Print the whole listing exactly.
§ §
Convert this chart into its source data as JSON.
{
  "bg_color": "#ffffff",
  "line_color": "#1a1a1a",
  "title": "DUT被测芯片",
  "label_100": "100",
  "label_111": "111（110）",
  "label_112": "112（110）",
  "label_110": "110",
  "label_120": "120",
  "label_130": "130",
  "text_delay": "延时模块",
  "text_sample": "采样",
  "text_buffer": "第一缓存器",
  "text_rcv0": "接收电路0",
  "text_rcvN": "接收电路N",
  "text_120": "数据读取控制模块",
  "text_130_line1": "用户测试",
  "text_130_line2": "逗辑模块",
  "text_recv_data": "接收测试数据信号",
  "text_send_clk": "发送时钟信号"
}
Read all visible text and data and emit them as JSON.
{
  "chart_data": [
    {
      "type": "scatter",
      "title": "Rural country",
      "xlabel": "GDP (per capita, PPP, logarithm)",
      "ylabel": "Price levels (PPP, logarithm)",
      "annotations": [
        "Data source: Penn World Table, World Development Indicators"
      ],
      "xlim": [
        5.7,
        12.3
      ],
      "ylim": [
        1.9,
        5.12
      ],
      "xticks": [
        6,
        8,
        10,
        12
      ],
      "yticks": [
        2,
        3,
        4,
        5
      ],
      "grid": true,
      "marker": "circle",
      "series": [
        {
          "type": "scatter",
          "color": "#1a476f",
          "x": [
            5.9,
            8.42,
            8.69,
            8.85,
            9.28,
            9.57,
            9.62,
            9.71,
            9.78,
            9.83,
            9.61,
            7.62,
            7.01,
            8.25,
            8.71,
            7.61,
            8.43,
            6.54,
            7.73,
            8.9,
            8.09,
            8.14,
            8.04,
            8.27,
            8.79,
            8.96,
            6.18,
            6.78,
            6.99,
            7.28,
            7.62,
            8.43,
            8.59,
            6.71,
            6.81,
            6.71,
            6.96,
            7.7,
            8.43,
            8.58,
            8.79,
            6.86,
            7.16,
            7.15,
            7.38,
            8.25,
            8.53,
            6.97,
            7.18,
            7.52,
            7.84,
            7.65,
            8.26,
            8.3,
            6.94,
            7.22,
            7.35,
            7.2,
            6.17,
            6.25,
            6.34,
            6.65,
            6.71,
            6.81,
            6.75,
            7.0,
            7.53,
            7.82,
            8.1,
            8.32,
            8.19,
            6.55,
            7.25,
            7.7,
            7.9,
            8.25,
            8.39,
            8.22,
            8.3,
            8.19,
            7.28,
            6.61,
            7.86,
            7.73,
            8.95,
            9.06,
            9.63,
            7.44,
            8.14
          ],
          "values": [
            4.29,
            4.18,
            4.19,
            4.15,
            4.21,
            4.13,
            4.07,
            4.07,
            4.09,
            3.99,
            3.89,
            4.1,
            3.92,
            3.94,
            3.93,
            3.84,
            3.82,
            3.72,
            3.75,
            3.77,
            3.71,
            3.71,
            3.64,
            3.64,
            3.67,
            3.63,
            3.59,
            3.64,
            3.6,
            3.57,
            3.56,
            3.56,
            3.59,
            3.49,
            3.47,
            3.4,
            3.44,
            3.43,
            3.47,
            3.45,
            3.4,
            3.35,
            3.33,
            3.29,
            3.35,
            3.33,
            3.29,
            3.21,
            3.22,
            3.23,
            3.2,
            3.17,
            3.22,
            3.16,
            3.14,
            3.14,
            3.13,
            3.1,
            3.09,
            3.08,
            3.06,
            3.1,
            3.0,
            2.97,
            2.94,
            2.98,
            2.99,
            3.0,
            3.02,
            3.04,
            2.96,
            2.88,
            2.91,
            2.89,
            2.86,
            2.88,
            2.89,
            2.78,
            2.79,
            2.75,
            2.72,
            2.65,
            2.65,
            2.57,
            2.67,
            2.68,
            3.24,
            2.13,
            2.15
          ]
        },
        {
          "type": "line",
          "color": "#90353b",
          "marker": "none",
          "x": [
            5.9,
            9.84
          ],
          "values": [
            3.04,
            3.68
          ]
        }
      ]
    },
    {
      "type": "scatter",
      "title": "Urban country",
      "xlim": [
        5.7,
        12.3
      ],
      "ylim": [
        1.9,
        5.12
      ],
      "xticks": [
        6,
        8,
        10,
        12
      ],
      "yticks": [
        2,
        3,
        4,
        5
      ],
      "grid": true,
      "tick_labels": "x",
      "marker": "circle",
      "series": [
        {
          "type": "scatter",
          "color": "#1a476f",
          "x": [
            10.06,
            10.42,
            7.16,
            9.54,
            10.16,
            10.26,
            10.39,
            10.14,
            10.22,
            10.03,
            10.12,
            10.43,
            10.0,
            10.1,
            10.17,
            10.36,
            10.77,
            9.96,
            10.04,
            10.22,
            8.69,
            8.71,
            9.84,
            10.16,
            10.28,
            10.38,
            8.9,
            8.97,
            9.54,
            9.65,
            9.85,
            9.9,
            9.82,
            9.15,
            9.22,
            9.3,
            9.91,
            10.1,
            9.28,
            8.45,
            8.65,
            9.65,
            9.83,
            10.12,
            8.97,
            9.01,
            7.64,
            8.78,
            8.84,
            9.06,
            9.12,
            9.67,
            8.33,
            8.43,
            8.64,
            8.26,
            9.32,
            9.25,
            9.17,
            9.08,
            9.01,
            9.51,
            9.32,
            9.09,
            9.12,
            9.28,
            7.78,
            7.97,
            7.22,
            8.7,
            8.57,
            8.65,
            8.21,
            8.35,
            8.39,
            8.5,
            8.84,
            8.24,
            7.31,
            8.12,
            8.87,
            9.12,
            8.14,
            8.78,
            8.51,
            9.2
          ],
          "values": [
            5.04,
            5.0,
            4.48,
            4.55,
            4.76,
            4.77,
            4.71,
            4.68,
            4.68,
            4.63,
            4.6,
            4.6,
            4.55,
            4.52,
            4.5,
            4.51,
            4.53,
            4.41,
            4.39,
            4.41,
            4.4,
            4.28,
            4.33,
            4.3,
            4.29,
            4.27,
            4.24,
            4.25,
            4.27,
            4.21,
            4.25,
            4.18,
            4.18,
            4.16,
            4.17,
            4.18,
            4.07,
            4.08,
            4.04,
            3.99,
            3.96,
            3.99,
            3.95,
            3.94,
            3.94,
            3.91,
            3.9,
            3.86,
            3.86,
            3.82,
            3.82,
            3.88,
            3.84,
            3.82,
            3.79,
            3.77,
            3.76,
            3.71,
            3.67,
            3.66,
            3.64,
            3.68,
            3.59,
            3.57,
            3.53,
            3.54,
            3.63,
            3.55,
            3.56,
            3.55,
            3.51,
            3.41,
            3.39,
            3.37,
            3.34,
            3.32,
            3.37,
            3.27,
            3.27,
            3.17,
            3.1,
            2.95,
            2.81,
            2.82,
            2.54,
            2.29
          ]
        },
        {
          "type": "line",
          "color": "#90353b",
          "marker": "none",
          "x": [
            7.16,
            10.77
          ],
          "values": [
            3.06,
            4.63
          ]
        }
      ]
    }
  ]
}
§ §
• Final result
Convert this chart into its source data as JSON.
{
  "bg_color": "#ffffff",
  "line_color": "#1a1a1a",
  "title": "DUT被测芯片",
  "label_100": "100",
  "label_111": "111（110）",
  "label_112": "112（110）",
  "label_110": "110",
  "label_120": "120",
  "label_130": "130",
  "text_delay": "延时模块",
  "text_sample": "采样",
  "text_buffer": "第一缓存器",
  "text_rcv0": "接收电路0",
  "text_rcvN": "接收电路N",
  "text_120": "数据读取控制模块",
  "text_130_line1": "用户测试",
  "text_130_line2": "逗辑模块",
  "text_recv_data": "接收测试数据信号",
  "text_send_clk": "发送时钟信号"
}
Read all visible text and data and emit them as JSON.
{
  "chart_data": [
    {
      "type": "scatter",
      "title": "Rural country",
      "xlabel": "GDP (per capita, PPP, logarithm)",
      "ylabel": "Price levels (PPP, logarithm)",
      "annotations": [
        "Data source: Penn World Table, World Development Indicators"
      ],
      "xlim": [
        5.7,
        12.3
      ],
      "ylim": [
        1.9,
        5.12
      ],
      "xticks": [
        6,
        8,
        10,
        12
      ],
      "yticks": [
        2,
        3,
        4,
        5
      ],
      "grid": true,
      "marker": "circle",
      "series": [
        {
          "type": "scatter",
          "color": "#1a476f",
          "x": [
            5.9,
            8.42,
            8.69,
            8.85,
            9.28,
            9.57,
            9.62,
            9.71,
            9.78,
            9.83,
            9.61,
            7.62,
            7.01,
            8.25,
            8.71,
            7.61,
            8.43,
            6.54,
            7.73,
            8.9,
            8.09,
            8.14,
            8.04,
            8.27,
            8.79,
            8.96,
            6.18,
            6.78,
            6.99,
            7.28,
            7.62,
            8.43,
            8.59,
            6.71,
            6.81,
            6.71,
            6.96,
            7.7,
            8.43,
            8.58,
            8.79,
            6.86,
            7.16,
            7.15,
            7.38,
            8.25,
            8.53,
            6.97,
            7.18,
            7.52,
            7.84,
            7.65,
            8.26,
            8.3,
            6.94,
            7.22,
            7.35,
            7.2,
            6.17,
            6.25,
            6.34,
            6.65,
            6.71,
            6.81,
            6.75,
            7.0,
            7.53,
            7.82,
            8.1,
            8.32,
            8.19,
            6.55,
            7.25,
            7.7,
            7.9,
            8.25,
            8.39,
            8.22,
            8.3,
            8.19,
            7.28,
            6.61,
            7.86,
            7.73,
            8.95,
            9.06,
            9.63,
            7.44,
            8.14
          ],
          "values": [
            4.29,
            4.18,
            4.19,
            4.15,
            4.21,
            4.13,
            4.07,
            4.07,
            4.09,
            3.99,
            3.89,
            4.1,
            3.92,
            3.94,
            3.93,
            3.84,
            3.82,
            3.72,
            3.75,
            3.77,
            3.71,
            3.71,
            3.64,
            3.64,
            3.67,
            3.63,
            3.59,
            3.64,
            3.6,
            3.57,
            3.56,
            3.56,
            3.59,
            3.49,
            3.47,
            3.4,
            3.44,
            3.43,
            3.47,
            3.45,
            3.4,
            3.35,
            3.33,
            3.29,
            3.35,
            3.33,
            3.29,
            3.21,
            3.22,
            3.23,
            3.2,
            3.17,
            3.22,
            3.16,
            3.14,
            3.14,
            3.13,
            3.1,
            3.09,
            3.08,
            3.06,
            3.1,
            3.0,
            2.97,
            2.94,
            2.98,
            2.99,
            3.0,
            3.02,
            3.04,
            2.96,
            2.88,
            2.91,
            2.89,
            2.86,
            2.88,
            2.89,
            2.78,
            2.79,
            2.75,
            2.72,
            2.65,
            2.65,
            2.57,
            2.67,
            2.68,
            3.24,
            2.13,
            2.15
          ]
        },
        {
          "type": "line",
          "color": "#90353b",
          "marker": "none",
          "x": [
            5.9,
            9.84
          ],
          "values": [
            3.04,
            3.68
          ]
        }
      ]
    },
    {
      "type": "scatter",
      "title": "Urban country",
      "xlim": [
        5.7,
        12.3
      ],
      "ylim": [
        1.9,
        5.12
      ],
      "xticks": [
        6,
        8,
        10,
        12
      ],
      "yticks": [
        2,
        3,
        4,
        5
      ],
      "grid": true,
      "tick_labels": "x",
      "marker": "circle",
      "series": [
        {
          "type": "scatter",
          "color": "#1a476f",
          "x": [
            10.06,
            10.42,
            7.16,
            9.54,
            10.16,
            10.26,
            10.39,
            10.14,
            10.22,
            10.03,
            10.12,
            10.43,
            10.0,
            10.1,
            10.17,
            10.36,
            10.77,
            9.96,
            10.04,
            10.22,
            8.69,
            8.71,
            9.84,
            10.16,
            10.28,
            10.38,
            8.9,
            8.97,
            9.54,
            9.65,
            9.85,
            9.9,
            9.82,
            9.15,
            9.22,
            9.3,
            9.91,
            10.1,
            9.28,
            8.45,
            8.65,
            9.65,
            9.83,
            10.12,
            8.97,
            9.01,
            7.64,
            8.78,
            8.84,
            9.06,
            9.12,
            9.67,
            8.33,
            8.43,
            8.64,
            8.26,
            9.32,
            9.25,
            9.17,
            9.08,
            9.01,
            9.51,
            9.32,
            9.09,
            9.12,
            9.28,
            7.78,
            7.97,
            7.22,
            8.7,
            8.57,
            8.65,
            8.21,
            8.35,
            8.39,
            8.5,
            8.84,
            8.24,
            7.31,
            8.12,
            8.87,
            9.12,
            8.14,
            8.78,
            8.51,
            9.2
          ],
          "values": [
            5.04,
            5.0,
            4.48,
            4.55,
            4.76,
            4.77,
            4.71,
            4.68,
            4.68,
            4.63,
            4.6,
            4.6,
            4.55,
            4.52,
            4.5,
            4.51,
            4.53,
            4.41,
            4.39,
            4.41,
            4.4,
            4.28,
            4.33,
            4.3,
            4.29,
            4.27,
            4.24,
            4.25,
            4.27,
            4.21,
            4.25,
            4.18,
            4.18,
            4.16,
            4.17,
            4.18,
            4.07,
            4.08,
            4.04,
            3.99,
            3.96,
            3.99,
            3.95,
            3.94,
            3.94,
            3.91,
            3.9,
            3.86,
            3.86,
            3.82,
            3.82,
            3.88,
            3.84,
            3.82,
            3.79,
            3.77,
            3.76,
            3.71,
            3.67,
            3.66,
            3.64,
            3.68,
            3.59,
            3.57,
            3.53,
            3.54,
            3.63,
            3.55,
            3.56,
            3.55,
            3.51,
            3.41,
            3.39,
            3.37,
            3.34,
            3.32,
            3.37,
            3.27,
            3.27,
            3.17,
            3.1,
            2.95,
            2.81,
            2.82,
            2.54,
            2.29
          ]
        },
        {
          "type": "line",
          "color": "#90353b",
          "marker": "none",
          "x": [
            7.16,
            10.77
          ],
          "values": [
            3.06,
            4.63
          ]
        }
      ]
    }
  ]
}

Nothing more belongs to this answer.